● **Dataset excerpts**
────────
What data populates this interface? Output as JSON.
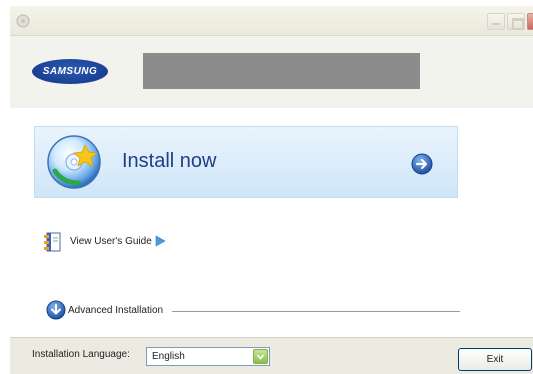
{
  "titlebar": {
    "icons": [
      "app-icon",
      "minimize-icon",
      "maximize-icon",
      "close-icon"
    ]
  },
  "header": {
    "logo_text": "SAMSUNG"
  },
  "install": {
    "label": "Install now",
    "icons": [
      "install-disc-icon",
      "arrow-right-circle-icon"
    ]
  },
  "guide": {
    "label": "View User's Guide",
    "icons": [
      "book-icon",
      "triangle-right-icon"
    ]
  },
  "advanced": {
    "label": "Advanced Installation",
    "icons": [
      "download-arrow-icon"
    ]
  },
  "footer": {
    "language_label": "Installation Language:",
    "language_value": "English",
    "exit_label": "Exit"
  },
  "colors": {
    "brand": "#1a429c",
    "install_panel": "#d8ebfa",
    "install_text": "#1f3f86",
    "footer_bg": "#ecebe2"
  }
}
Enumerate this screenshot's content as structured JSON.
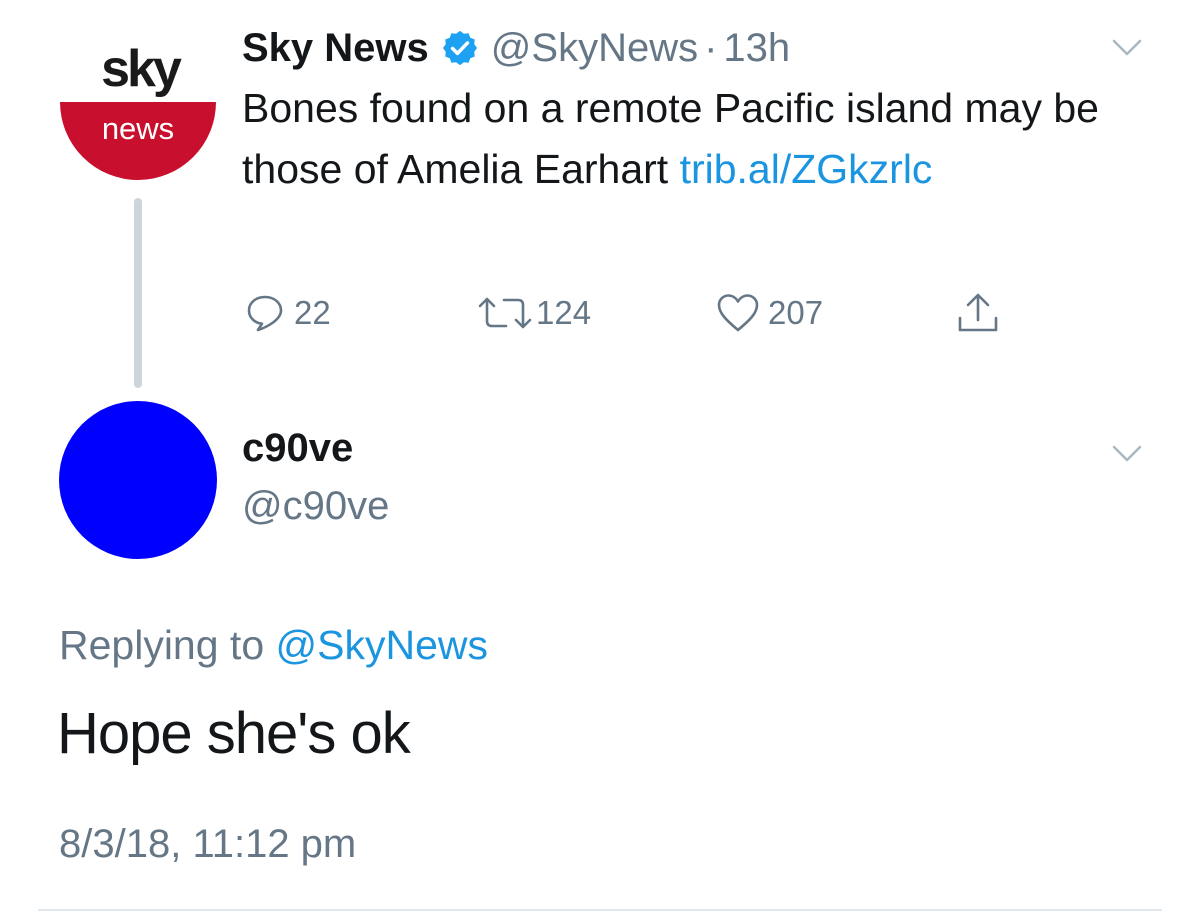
{
  "parent_tweet": {
    "avatar": {
      "logo_top": "sky",
      "logo_bottom": "news",
      "brand_color": "#c8102e"
    },
    "display_name": "Sky News",
    "verified_icon": "verified-badge-icon",
    "handle": "@SkyNews",
    "separator": "·",
    "time": "13h",
    "text": "Bones found on a remote Pacific island may be those of Amelia Earhart ",
    "link": "trib.al/ZGkzrlc",
    "actions": {
      "reply_count": "22",
      "retweet_count": "124",
      "like_count": "207"
    }
  },
  "reply": {
    "avatar_color": "#0000ff",
    "display_name": "c90ve",
    "handle": "@c90ve",
    "replying_prefix": "Replying to ",
    "replying_to": "@SkyNews",
    "text": "Hope she's ok",
    "timestamp": "8/3/18, 11:12 pm"
  },
  "colors": {
    "link": "#1b95e0",
    "secondary_text": "#657786",
    "thread_line": "#cdd5dc"
  }
}
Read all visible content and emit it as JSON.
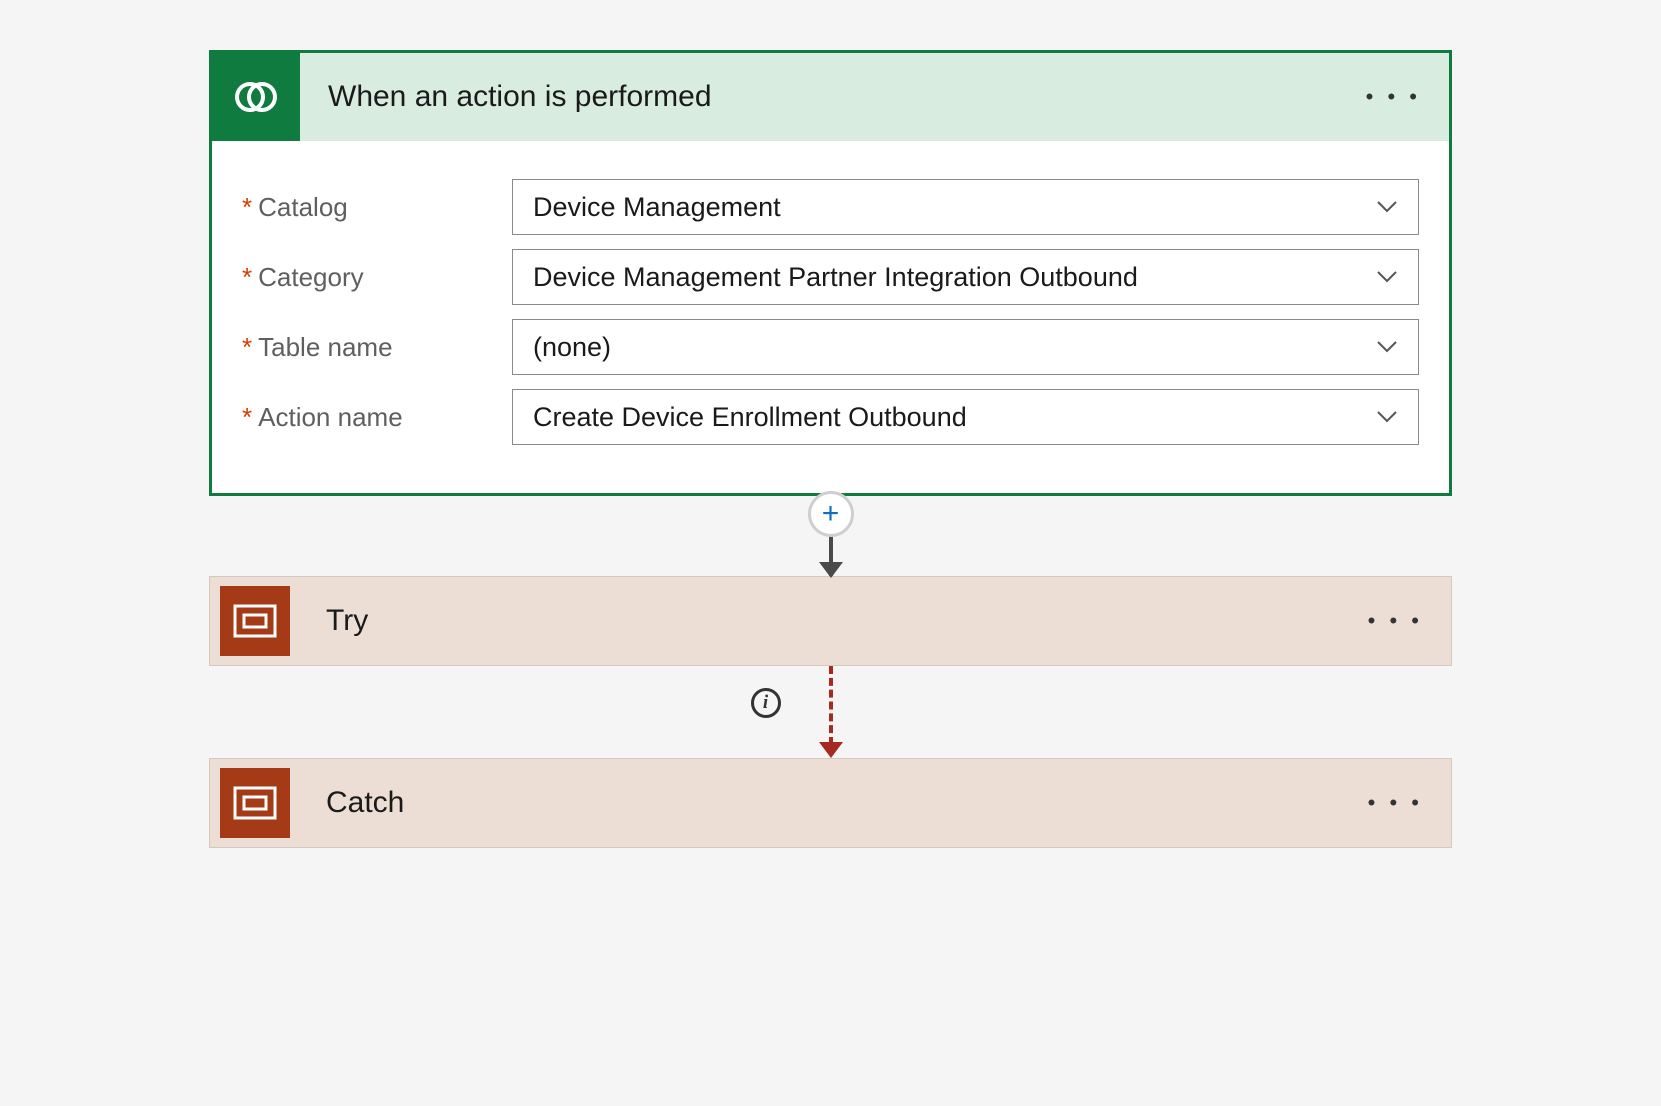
{
  "trigger": {
    "title": "When an action is performed",
    "fields": {
      "catalog": {
        "label": "Catalog",
        "value": "Device Management"
      },
      "category": {
        "label": "Category",
        "value": "Device Management Partner Integration Outbound"
      },
      "table_name": {
        "label": "Table name",
        "value": "(none)"
      },
      "action_name": {
        "label": "Action name",
        "value": "Create Device Enrollment Outbound"
      }
    }
  },
  "steps": {
    "try": {
      "title": "Try"
    },
    "catch": {
      "title": "Catch"
    }
  },
  "glyph": {
    "plus": "+",
    "info": "i",
    "ellipsis": "• • •"
  }
}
────────
● **Task brief**
Transcribe the material exactly, leaving every picture out.

● **Solution for this problem**
What data populates this interface? Output as JSON.
{
  "titlebar": {
    "icons": [
      "app-icon",
      "minimize-icon",
      "maximize-icon",
      "close-icon"
    ]
  },
  "header": {
    "logo_text": "SAMSUNG"
  },
  "install": {
    "label": "Install now",
    "icons": [
      "install-disc-icon",
      "arrow-right-circle-icon"
    ]
  },
  "guide": {
    "label": "View User's Guide",
    "icons": [
      "book-icon",
      "triangle-right-icon"
    ]
  },
  "advanced": {
    "label": "Advanced Installation",
    "icons": [
      "download-arrow-icon"
    ]
  },
  "footer": {
    "language_label": "Installation Language:",
    "language_value": "English",
    "exit_label": "Exit"
  },
  "colors": {
    "brand": "#1a429c",
    "install_panel": "#d8ebfa",
    "install_text": "#1f3f86",
    "footer_bg": "#ecebe2"
  }
}
Enumerate this screenshot's content as structured JSON.
{
  "parent_tweet": {
    "avatar": {
      "logo_top": "sky",
      "logo_bottom": "news",
      "brand_color": "#c8102e"
    },
    "display_name": "Sky News",
    "verified_icon": "verified-badge-icon",
    "handle": "@SkyNews",
    "separator": "·",
    "time": "13h",
    "text": "Bones found on a remote Pacific island may be those of Amelia Earhart ",
    "link": "trib.al/ZGkzrlc",
    "actions": {
      "reply_count": "22",
      "retweet_count": "124",
      "like_count": "207"
    }
  },
  "reply": {
    "avatar_color": "#0000ff",
    "display_name": "c90ve",
    "handle": "@c90ve",
    "replying_prefix": "Replying to ",
    "replying_to": "@SkyNews",
    "text": "Hope she's ok",
    "timestamp": "8/3/18, 11:12 pm"
  },
  "colors": {
    "link": "#1b95e0",
    "secondary_text": "#657786",
    "thread_line": "#cdd5dc"
  }
}
Read all visible content and emit it as JSON.
{
  "trigger": {
    "title": "When an action is performed",
    "fields": {
      "catalog": {
        "label": "Catalog",
        "value": "Device Management"
      },
      "category": {
        "label": "Category",
        "value": "Device Management Partner Integration Outbound"
      },
      "table_name": {
        "label": "Table name",
        "value": "(none)"
      },
      "action_name": {
        "label": "Action name",
        "value": "Create Device Enrollment Outbound"
      }
    }
  },
  "steps": {
    "try": {
      "title": "Try"
    },
    "catch": {
      "title": "Catch"
    }
  },
  "glyph": {
    "plus": "+",
    "info": "i",
    "ellipsis": "• • •"
  }
}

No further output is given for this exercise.